*Brief:* Transcribe every entry word for word. Skip the pictures.

*Records for the exercise:*

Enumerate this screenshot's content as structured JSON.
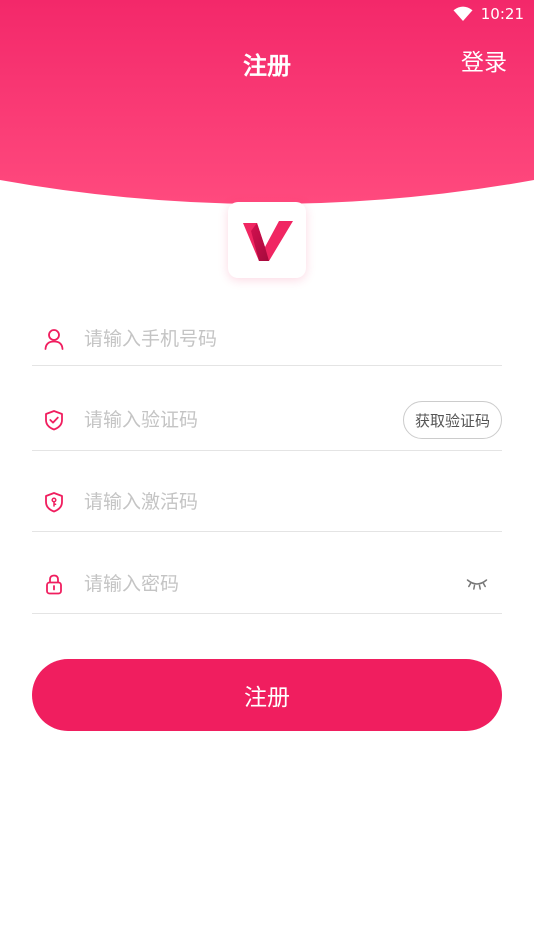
{
  "status_bar": {
    "time": "10:21"
  },
  "nav": {
    "title": "注册",
    "login_label": "登录"
  },
  "colors": {
    "accent": "#f01e5f",
    "header_top": "#f3286a",
    "header_bottom": "#ff4a7e"
  },
  "form": {
    "phone": {
      "placeholder": "请输入手机号码",
      "icon": "user-icon"
    },
    "code": {
      "placeholder": "请输入验证码",
      "icon": "shield-check-icon",
      "button_label": "获取验证码"
    },
    "activation": {
      "placeholder": "请输入激活码",
      "icon": "shield-key-icon"
    },
    "password": {
      "placeholder": "请输入密码",
      "icon": "lock-icon",
      "toggle_icon": "eye-closed-icon"
    }
  },
  "submit_label": "注册"
}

*Task output:*
Enumerate this screenshot's content as structured JSON.
{
  "status_bar": {
    "time": "10:21"
  },
  "nav": {
    "title": "注册",
    "login_label": "登录"
  },
  "colors": {
    "accent": "#f01e5f",
    "header_top": "#f3286a",
    "header_bottom": "#ff4a7e"
  },
  "form": {
    "phone": {
      "placeholder": "请输入手机号码",
      "icon": "user-icon"
    },
    "code": {
      "placeholder": "请输入验证码",
      "icon": "shield-check-icon",
      "button_label": "获取验证码"
    },
    "activation": {
      "placeholder": "请输入激活码",
      "icon": "shield-key-icon"
    },
    "password": {
      "placeholder": "请输入密码",
      "icon": "lock-icon",
      "toggle_icon": "eye-closed-icon"
    }
  },
  "submit_label": "注册"
}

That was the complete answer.